[Stored data]
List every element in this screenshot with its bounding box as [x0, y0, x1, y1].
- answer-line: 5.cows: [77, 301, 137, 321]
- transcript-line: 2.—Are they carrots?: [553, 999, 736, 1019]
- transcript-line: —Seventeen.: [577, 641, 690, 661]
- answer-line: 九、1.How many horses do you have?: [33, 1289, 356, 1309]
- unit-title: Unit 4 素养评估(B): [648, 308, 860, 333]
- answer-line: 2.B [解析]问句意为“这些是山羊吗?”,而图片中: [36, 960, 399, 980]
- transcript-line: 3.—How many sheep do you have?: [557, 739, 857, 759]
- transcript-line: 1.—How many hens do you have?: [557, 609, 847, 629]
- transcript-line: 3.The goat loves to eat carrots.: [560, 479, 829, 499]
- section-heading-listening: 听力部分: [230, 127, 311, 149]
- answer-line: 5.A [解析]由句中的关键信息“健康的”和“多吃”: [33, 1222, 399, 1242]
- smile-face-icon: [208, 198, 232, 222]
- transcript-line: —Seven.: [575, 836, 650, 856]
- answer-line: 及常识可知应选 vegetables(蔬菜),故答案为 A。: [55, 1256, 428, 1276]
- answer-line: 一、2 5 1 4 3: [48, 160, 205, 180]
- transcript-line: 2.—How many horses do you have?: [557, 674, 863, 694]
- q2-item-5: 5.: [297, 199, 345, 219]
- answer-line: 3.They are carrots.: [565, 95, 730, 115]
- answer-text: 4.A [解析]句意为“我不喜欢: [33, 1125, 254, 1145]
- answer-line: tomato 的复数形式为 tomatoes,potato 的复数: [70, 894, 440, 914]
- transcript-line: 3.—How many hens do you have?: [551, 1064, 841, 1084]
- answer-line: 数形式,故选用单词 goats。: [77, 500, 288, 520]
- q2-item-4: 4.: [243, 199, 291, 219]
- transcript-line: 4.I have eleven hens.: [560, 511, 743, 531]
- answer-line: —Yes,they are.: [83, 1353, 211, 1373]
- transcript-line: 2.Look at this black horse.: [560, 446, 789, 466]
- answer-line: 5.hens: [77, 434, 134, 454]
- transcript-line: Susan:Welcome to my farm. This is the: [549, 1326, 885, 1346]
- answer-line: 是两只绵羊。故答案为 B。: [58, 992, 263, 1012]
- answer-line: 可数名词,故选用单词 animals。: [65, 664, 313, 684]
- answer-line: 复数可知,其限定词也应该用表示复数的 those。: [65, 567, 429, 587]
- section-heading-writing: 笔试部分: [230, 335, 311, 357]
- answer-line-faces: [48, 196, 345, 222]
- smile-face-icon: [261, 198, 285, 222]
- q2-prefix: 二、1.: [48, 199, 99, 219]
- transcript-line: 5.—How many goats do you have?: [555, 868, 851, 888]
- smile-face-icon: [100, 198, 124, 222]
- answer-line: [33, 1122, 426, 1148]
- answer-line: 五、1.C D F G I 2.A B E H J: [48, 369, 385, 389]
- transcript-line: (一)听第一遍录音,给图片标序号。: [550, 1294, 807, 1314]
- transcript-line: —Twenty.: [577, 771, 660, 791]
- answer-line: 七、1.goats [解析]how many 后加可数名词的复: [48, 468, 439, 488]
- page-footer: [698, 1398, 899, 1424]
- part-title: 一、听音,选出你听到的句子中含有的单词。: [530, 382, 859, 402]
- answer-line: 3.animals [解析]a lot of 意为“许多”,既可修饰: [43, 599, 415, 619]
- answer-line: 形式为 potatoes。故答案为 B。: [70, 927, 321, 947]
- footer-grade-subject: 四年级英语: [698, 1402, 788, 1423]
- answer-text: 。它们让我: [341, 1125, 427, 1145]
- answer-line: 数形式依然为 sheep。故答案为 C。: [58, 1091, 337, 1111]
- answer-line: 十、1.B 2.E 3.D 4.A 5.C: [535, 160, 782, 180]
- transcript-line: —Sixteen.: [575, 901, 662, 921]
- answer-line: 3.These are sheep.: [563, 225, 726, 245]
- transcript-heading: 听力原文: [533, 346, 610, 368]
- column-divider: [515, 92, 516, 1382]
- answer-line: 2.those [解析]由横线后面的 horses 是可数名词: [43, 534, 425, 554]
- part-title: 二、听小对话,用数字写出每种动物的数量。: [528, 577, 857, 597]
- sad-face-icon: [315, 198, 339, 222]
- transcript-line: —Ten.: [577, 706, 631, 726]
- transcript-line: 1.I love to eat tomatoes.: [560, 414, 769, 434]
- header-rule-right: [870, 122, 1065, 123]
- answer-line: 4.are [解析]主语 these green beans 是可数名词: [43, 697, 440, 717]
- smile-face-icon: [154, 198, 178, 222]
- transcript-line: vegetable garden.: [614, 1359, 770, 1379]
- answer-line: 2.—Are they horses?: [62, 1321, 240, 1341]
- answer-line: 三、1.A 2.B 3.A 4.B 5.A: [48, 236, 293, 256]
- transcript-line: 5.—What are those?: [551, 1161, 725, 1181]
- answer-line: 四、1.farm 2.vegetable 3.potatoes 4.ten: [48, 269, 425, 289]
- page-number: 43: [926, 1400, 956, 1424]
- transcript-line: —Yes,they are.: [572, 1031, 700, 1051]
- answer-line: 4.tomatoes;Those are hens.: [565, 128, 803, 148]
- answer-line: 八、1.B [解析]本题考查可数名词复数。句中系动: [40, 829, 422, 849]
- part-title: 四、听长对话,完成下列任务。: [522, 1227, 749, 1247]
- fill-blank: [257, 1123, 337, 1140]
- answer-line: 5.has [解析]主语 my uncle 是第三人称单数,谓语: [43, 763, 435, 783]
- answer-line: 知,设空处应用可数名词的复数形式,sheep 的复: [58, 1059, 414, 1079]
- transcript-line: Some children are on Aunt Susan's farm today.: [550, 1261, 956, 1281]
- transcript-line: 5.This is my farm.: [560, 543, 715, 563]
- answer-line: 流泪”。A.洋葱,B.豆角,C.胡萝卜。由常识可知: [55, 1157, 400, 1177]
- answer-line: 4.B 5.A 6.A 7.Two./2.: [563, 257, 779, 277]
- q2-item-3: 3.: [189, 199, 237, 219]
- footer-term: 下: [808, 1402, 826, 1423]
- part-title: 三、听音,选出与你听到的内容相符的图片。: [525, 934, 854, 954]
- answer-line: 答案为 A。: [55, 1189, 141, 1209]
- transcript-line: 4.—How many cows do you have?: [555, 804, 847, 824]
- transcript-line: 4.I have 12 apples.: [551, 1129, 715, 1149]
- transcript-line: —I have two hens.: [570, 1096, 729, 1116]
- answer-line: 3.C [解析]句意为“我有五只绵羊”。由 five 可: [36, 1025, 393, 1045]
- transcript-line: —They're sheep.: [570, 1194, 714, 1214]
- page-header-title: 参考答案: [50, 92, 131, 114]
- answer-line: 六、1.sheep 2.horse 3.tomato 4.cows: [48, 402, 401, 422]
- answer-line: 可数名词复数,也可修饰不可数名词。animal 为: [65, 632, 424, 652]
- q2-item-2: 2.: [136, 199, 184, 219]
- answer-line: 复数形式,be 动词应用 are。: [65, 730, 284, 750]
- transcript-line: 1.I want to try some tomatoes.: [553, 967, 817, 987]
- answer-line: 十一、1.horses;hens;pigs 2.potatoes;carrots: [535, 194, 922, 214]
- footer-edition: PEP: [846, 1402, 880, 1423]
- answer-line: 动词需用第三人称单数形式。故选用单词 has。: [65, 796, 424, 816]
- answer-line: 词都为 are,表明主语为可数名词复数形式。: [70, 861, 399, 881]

What you will do
Turn the data, from its first line through the line containing "- transcript-line: Susan:Welcome", into a numbered list with blank lines left out.

Result
1. List every element in this screenshot with its bounding box as [x0, y0, x1, y1].
2. - answer-line: 5.cows: [77, 301, 137, 321]
3. - transcript-line: 2.—Are they carrots?: [553, 999, 736, 1019]
4. - transcript-line: —Seventeen.: [577, 641, 690, 661]
5. - answer-line: 九、1.How many horses do you have?: [33, 1289, 356, 1309]
6. - unit-title: Unit 4 素养评估(B): [648, 308, 860, 333]
7. - answer-line: 2.B [解析]问句意为“这些是山羊吗?”,而图片中: [36, 960, 399, 980]
8. - transcript-line: 3.—How many sheep do you have?: [557, 739, 857, 759]
9. - transcript-line: 1.—How many hens do you have?: [557, 609, 847, 629]
10. - transcript-line: 3.The goat loves to eat carrots.: [560, 479, 829, 499]
11. - section-heading-listening: 听力部分: [230, 127, 311, 149]
12. - answer-line: 5.A [解析]由句中的关键信息“健康的”和“多吃”: [33, 1222, 399, 1242]
13. - smile-face-icon: [208, 198, 232, 222]
14. - transcript-line: —Seven.: [575, 836, 650, 856]
15. - answer-line: 及常识可知应选 vegetables(蔬菜),故答案为 A。: [55, 1256, 428, 1276]
16. - answer-line: 一、2 5 1 4 3: [48, 160, 205, 180]
17. - transcript-line: 2.—How many horses do you have?: [557, 674, 863, 694]
18. - q2-item-5: 5.: [297, 199, 345, 219]
19. - answer-line: 3.They are carrots.: [565, 95, 730, 115]
20. - answer-text: 4.A [解析]句意为“我不喜欢: [33, 1125, 254, 1145]
21. - answer-line: tomato 的复数形式为 tomatoes,potato 的复数: [70, 894, 440, 914]
22. - transcript-line: 3.—How many hens do you have?: [551, 1064, 841, 1084]
23. - answer-line: 数形式,故选用单词 goats。: [77, 500, 288, 520]
24. - q2-item-4: 4.: [243, 199, 291, 219]
25. - transcript-line: 4.I have eleven hens.: [560, 511, 743, 531]
26. - answer-line: —Yes,they are.: [83, 1353, 211, 1373]
27. - transcript-line: 2.Look at this black horse.: [560, 446, 789, 466]
28. - answer-line: 5.hens: [77, 434, 134, 454]
29. - transcript-line: Susan:Welcome to my farm. This is the: [549, 1326, 885, 1346]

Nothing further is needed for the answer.